→ Work to complete
Keep every line where the word "name" appears; drop the rest.

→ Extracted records
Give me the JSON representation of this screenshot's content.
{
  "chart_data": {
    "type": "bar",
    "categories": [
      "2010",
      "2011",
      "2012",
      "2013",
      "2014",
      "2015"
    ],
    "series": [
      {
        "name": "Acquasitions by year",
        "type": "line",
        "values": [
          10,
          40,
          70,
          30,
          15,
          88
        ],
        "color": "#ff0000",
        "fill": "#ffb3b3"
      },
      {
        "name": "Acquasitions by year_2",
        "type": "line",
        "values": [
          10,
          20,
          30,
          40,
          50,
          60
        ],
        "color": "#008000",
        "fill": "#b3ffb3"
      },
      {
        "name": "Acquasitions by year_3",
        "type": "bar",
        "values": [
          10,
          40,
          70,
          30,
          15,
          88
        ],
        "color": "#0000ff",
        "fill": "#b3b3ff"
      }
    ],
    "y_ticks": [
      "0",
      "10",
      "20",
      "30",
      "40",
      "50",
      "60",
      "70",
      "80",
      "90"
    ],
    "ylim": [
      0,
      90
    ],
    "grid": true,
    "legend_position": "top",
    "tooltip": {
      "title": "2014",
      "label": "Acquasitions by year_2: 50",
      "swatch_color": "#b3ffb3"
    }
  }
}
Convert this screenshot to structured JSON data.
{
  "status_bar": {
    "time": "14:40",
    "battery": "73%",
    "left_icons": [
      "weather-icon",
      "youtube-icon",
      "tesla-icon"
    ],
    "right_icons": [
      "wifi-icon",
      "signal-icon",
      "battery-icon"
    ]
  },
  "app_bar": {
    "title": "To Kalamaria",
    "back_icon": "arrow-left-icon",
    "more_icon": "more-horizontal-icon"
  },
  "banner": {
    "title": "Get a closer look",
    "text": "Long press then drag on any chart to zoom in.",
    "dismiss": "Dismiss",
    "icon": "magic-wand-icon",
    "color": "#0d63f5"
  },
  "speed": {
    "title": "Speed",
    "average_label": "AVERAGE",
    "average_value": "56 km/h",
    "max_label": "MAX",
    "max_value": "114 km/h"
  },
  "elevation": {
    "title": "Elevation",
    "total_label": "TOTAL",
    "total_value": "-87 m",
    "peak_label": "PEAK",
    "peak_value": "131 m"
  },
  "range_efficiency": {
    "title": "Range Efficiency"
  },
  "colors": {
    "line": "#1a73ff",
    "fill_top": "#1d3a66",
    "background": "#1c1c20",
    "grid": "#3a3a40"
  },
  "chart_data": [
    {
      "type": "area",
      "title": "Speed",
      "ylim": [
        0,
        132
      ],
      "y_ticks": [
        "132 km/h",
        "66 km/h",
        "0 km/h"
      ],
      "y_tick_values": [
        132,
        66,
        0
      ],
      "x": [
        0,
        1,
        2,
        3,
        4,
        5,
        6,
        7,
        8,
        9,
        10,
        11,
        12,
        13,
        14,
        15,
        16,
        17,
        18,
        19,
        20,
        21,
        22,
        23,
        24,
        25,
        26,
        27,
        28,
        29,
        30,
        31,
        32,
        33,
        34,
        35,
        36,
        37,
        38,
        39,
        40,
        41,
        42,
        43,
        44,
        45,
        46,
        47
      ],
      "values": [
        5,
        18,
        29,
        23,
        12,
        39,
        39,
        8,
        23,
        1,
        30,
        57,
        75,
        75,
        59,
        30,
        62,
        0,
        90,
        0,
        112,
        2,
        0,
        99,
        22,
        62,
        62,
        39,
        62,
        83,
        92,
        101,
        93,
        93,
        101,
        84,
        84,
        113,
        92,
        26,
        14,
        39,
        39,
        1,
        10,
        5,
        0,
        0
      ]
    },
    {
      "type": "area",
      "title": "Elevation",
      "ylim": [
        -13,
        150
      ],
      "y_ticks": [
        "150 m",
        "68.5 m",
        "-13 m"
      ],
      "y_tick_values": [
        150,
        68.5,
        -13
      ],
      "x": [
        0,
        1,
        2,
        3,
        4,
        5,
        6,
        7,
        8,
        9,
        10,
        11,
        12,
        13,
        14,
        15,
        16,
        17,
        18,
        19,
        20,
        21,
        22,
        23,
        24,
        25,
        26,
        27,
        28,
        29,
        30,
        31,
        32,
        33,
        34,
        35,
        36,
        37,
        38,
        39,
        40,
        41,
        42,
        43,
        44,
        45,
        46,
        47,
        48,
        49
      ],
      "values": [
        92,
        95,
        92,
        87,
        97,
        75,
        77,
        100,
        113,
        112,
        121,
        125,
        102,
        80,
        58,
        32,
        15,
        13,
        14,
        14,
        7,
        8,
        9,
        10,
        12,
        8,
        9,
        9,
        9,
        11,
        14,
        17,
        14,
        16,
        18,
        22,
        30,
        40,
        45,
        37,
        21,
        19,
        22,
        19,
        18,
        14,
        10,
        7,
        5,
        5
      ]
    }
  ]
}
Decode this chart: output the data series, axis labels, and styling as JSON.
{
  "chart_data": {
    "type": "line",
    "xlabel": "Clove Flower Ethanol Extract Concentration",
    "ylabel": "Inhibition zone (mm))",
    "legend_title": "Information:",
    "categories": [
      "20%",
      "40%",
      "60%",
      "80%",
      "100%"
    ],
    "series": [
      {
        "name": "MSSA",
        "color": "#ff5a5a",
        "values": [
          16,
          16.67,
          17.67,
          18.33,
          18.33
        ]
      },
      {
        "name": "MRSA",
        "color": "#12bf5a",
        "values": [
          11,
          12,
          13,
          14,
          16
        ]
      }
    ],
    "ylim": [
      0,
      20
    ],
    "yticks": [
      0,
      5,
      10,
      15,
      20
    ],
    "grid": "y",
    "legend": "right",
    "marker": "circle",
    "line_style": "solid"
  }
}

→ Result of the task
        "name": "Acquasitions by year",
        "name": "Acquasitions by year_2",
        "name": "Acquasitions by year_3",
        "name": "MSSA",
        "name": "MRSA",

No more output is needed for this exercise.